■ WHAT TO WORK ON ■
Write every line out verbatim and omit the pictures.

[INPUT MATERIAL start]

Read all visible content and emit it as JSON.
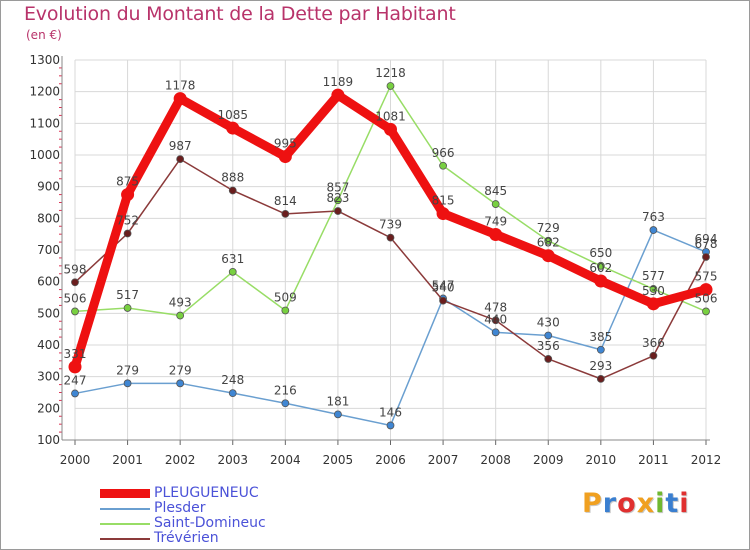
{
  "header": {
    "title": "Evolution du Montant de la Dette par Habitant",
    "subtitle": "(en €)"
  },
  "logo": {
    "text": "Proxiti",
    "colors": [
      "#f0a020",
      "#3a7fd0",
      "#e03030",
      "#f0a020",
      "#70b830",
      "#3a7fd0",
      "#e03030"
    ]
  },
  "chart_data": {
    "type": "line",
    "title": "Evolution du Montant de la Dette par Habitant",
    "subtitle": "(en €)",
    "xlabel": "",
    "ylabel": "",
    "x": [
      "2000",
      "2001",
      "2002",
      "2003",
      "2004",
      "2005",
      "2006",
      "2007",
      "2008",
      "2009",
      "2010",
      "2011",
      "2012"
    ],
    "ylim": [
      100,
      1300
    ],
    "yticks": [
      100,
      200,
      300,
      400,
      500,
      600,
      700,
      800,
      900,
      1000,
      1100,
      1200,
      1300
    ],
    "grid": true,
    "legend_position": "bottom-left",
    "series": [
      {
        "name": "PLEUGUENEUC",
        "values": [
          331,
          875,
          1178,
          1085,
          995,
          1189,
          1081,
          815,
          749,
          682,
          602,
          530,
          575
        ],
        "color": "#ee1111",
        "marker_fill": "#ee1111",
        "labels": [
          "331",
          "875",
          "1178",
          "1085",
          "995",
          "1189",
          "1081",
          "815",
          "749",
          "682",
          "602",
          "530",
          "575"
        ]
      },
      {
        "name": "Plesder",
        "values": [
          247,
          279,
          279,
          248,
          216,
          181,
          146,
          547,
          440,
          430,
          385,
          763,
          694
        ],
        "color": "#6a9fd0",
        "marker_fill": "#3f86d3",
        "labels": [
          "247",
          "279",
          "279",
          "248",
          "216",
          "181",
          "146",
          "547",
          "440",
          "430",
          "385",
          "763",
          "694"
        ]
      },
      {
        "name": "Saint-Domineuc",
        "values": [
          506,
          517,
          493,
          631,
          509,
          857,
          1218,
          966,
          845,
          729,
          650,
          577,
          506
        ],
        "color": "#98dd66",
        "marker_fill": "#78d040",
        "labels": [
          "506",
          "517",
          "493",
          "631",
          "509",
          "857",
          "1218",
          "966",
          "845",
          "729",
          "650",
          "577",
          "506"
        ]
      },
      {
        "name": "Trévérien",
        "values": [
          598,
          752,
          987,
          888,
          814,
          823,
          739,
          540,
          478,
          356,
          293,
          366,
          678
        ],
        "color": "#8b3a3a",
        "marker_fill": "#6a1e1e",
        "labels": [
          "598",
          "752",
          "987",
          "888",
          "814",
          "823",
          "739",
          "540",
          "478",
          "356",
          "293",
          "366",
          "678"
        ]
      }
    ]
  }
}
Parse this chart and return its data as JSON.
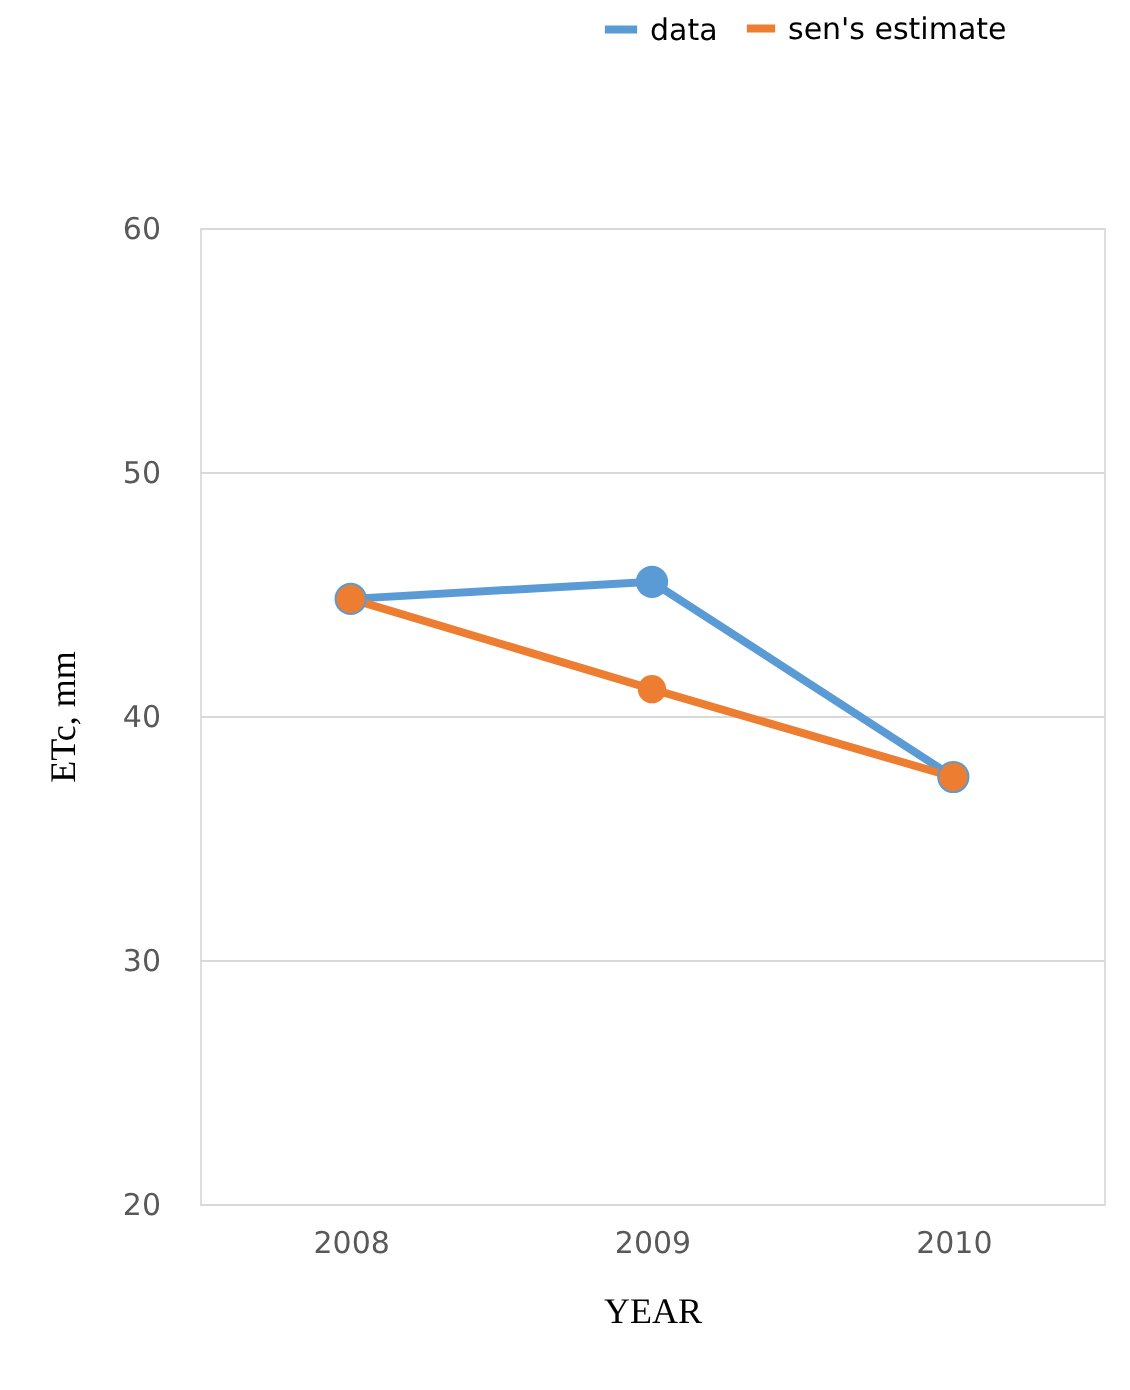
{
  "chart_data": {
    "type": "line",
    "xlabel": "YEAR",
    "ylabel": "ETc, mm",
    "categories": [
      "2008",
      "2009",
      "2010"
    ],
    "series": [
      {
        "name": "data",
        "color": "#5b9bd5",
        "values": [
          44.8,
          45.5,
          37.5
        ]
      },
      {
        "name": "sen's estimate",
        "color": "#ed7d31",
        "values": [
          44.8,
          41.1,
          37.5
        ]
      }
    ],
    "ylim": [
      20,
      60
    ],
    "yticks": [
      20,
      30,
      40,
      50,
      60
    ],
    "grid": "y",
    "legend": "top right",
    "marker": "circle",
    "line_style": "solid"
  }
}
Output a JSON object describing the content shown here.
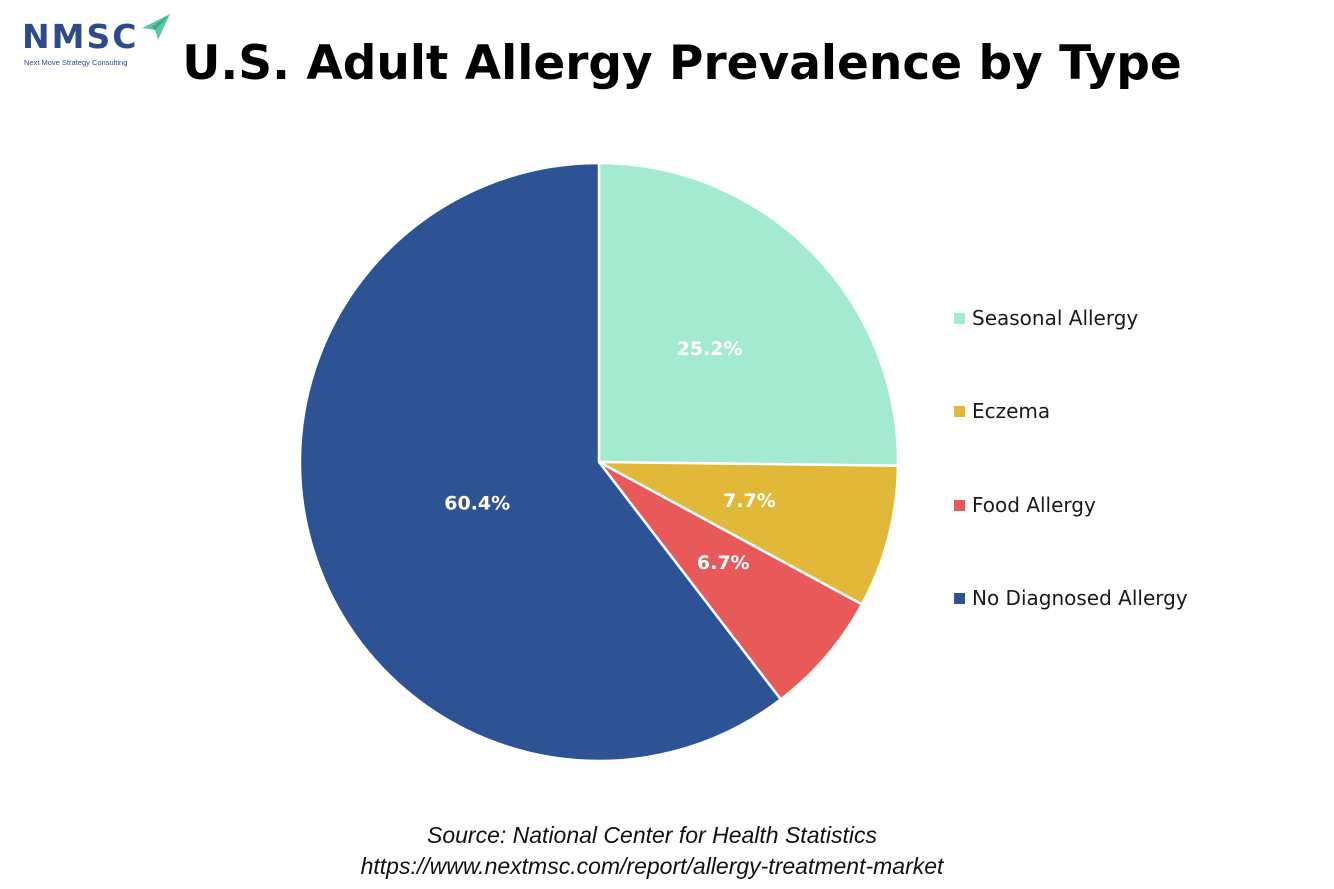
{
  "logo": {
    "mark": "NMSC",
    "tagline": "Next Move Strategy Consulting",
    "colors": {
      "text": "#2d4a8a",
      "arrow": "#5cc9a0"
    }
  },
  "chart_data": {
    "type": "pie",
    "title": "U.S. Adult Allergy Prevalence by Type",
    "categories": [
      "Seasonal Allergy",
      "Eczema",
      "Food Allergy",
      "No Diagnosed Allergy"
    ],
    "values": [
      25.2,
      7.7,
      6.7,
      60.4
    ],
    "data_labels": [
      "25.2%",
      "7.7%",
      "6.7%",
      "60.4%"
    ],
    "colors": [
      "#a3ead0",
      "#e1b837",
      "#e85a5a",
      "#2e5395"
    ],
    "start_angle": "12 o'clock",
    "direction": "clockwise",
    "legend_position": "right"
  },
  "source": {
    "line1": "Source: National Center for Health Statistics",
    "line2": "https://www.nextmsc.com/report/allergy-treatment-market"
  }
}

[INPUT MATERIAL end]

■ WRITTEN REPLY ■
Read all visible content and emit it as JSON.
{
  "header": {
    "title": "Evolution du Montant de la Dette par Habitant",
    "subtitle": "(en €)"
  },
  "logo": {
    "text": "Proxiti",
    "colors": [
      "#f0a020",
      "#3a7fd0",
      "#e03030",
      "#f0a020",
      "#70b830",
      "#3a7fd0",
      "#e03030"
    ]
  },
  "chart_data": {
    "type": "line",
    "title": "Evolution du Montant de la Dette par Habitant",
    "subtitle": "(en €)",
    "xlabel": "",
    "ylabel": "",
    "x": [
      "2000",
      "2001",
      "2002",
      "2003",
      "2004",
      "2005",
      "2006",
      "2007",
      "2008",
      "2009",
      "2010",
      "2011",
      "2012"
    ],
    "ylim": [
      100,
      1300
    ],
    "yticks": [
      100,
      200,
      300,
      400,
      500,
      600,
      700,
      800,
      900,
      1000,
      1100,
      1200,
      1300
    ],
    "grid": true,
    "legend_position": "bottom-left",
    "series": [
      {
        "name": "PLEUGUENEUC",
        "values": [
          331,
          875,
          1178,
          1085,
          995,
          1189,
          1081,
          815,
          749,
          682,
          602,
          530,
          575
        ],
        "color": "#ee1111",
        "marker_fill": "#ee1111",
        "labels": [
          "331",
          "875",
          "1178",
          "1085",
          "995",
          "1189",
          "1081",
          "815",
          "749",
          "682",
          "602",
          "530",
          "575"
        ]
      },
      {
        "name": "Plesder",
        "values": [
          247,
          279,
          279,
          248,
          216,
          181,
          146,
          547,
          440,
          430,
          385,
          763,
          694
        ],
        "color": "#6a9fd0",
        "marker_fill": "#3f86d3",
        "labels": [
          "247",
          "279",
          "279",
          "248",
          "216",
          "181",
          "146",
          "547",
          "440",
          "430",
          "385",
          "763",
          "694"
        ]
      },
      {
        "name": "Saint-Domineuc",
        "values": [
          506,
          517,
          493,
          631,
          509,
          857,
          1218,
          966,
          845,
          729,
          650,
          577,
          506
        ],
        "color": "#98dd66",
        "marker_fill": "#78d040",
        "labels": [
          "506",
          "517",
          "493",
          "631",
          "509",
          "857",
          "1218",
          "966",
          "845",
          "729",
          "650",
          "577",
          "506"
        ]
      },
      {
        "name": "Trévérien",
        "values": [
          598,
          752,
          987,
          888,
          814,
          823,
          739,
          540,
          478,
          356,
          293,
          366,
          678
        ],
        "color": "#8b3a3a",
        "marker_fill": "#6a1e1e",
        "labels": [
          "598",
          "752",
          "987",
          "888",
          "814",
          "823",
          "739",
          "540",
          "478",
          "356",
          "293",
          "366",
          "678"
        ]
      }
    ]
  }
}
Parse this chart and return its data as JSON.
{
  "chart_data": {
    "type": "line",
    "xlabel": "YEAR",
    "ylabel": "ETc, mm",
    "categories": [
      "2008",
      "2009",
      "2010"
    ],
    "series": [
      {
        "name": "data",
        "color": "#5b9bd5",
        "values": [
          44.8,
          45.5,
          37.5
        ]
      },
      {
        "name": "sen's estimate",
        "color": "#ed7d31",
        "values": [
          44.8,
          41.1,
          37.5
        ]
      }
    ],
    "ylim": [
      20,
      60
    ],
    "yticks": [
      20,
      30,
      40,
      50,
      60
    ],
    "grid": "y",
    "legend": "top right",
    "marker": "circle",
    "line_style": "solid"
  }
}
Output a JSON object describing the content shown here.
{
  "logo": {
    "mark": "NMSC",
    "tagline": "Next Move Strategy Consulting",
    "colors": {
      "text": "#2d4a8a",
      "arrow": "#5cc9a0"
    }
  },
  "chart_data": {
    "type": "pie",
    "title": "U.S. Adult Allergy Prevalence by Type",
    "categories": [
      "Seasonal Allergy",
      "Eczema",
      "Food Allergy",
      "No Diagnosed Allergy"
    ],
    "values": [
      25.2,
      7.7,
      6.7,
      60.4
    ],
    "data_labels": [
      "25.2%",
      "7.7%",
      "6.7%",
      "60.4%"
    ],
    "colors": [
      "#a3ead0",
      "#e1b837",
      "#e85a5a",
      "#2e5395"
    ],
    "start_angle": "12 o'clock",
    "direction": "clockwise",
    "legend_position": "right"
  },
  "source": {
    "line1": "Source: National Center for Health Statistics",
    "line2": "https://www.nextmsc.com/report/allergy-treatment-market"
  }
}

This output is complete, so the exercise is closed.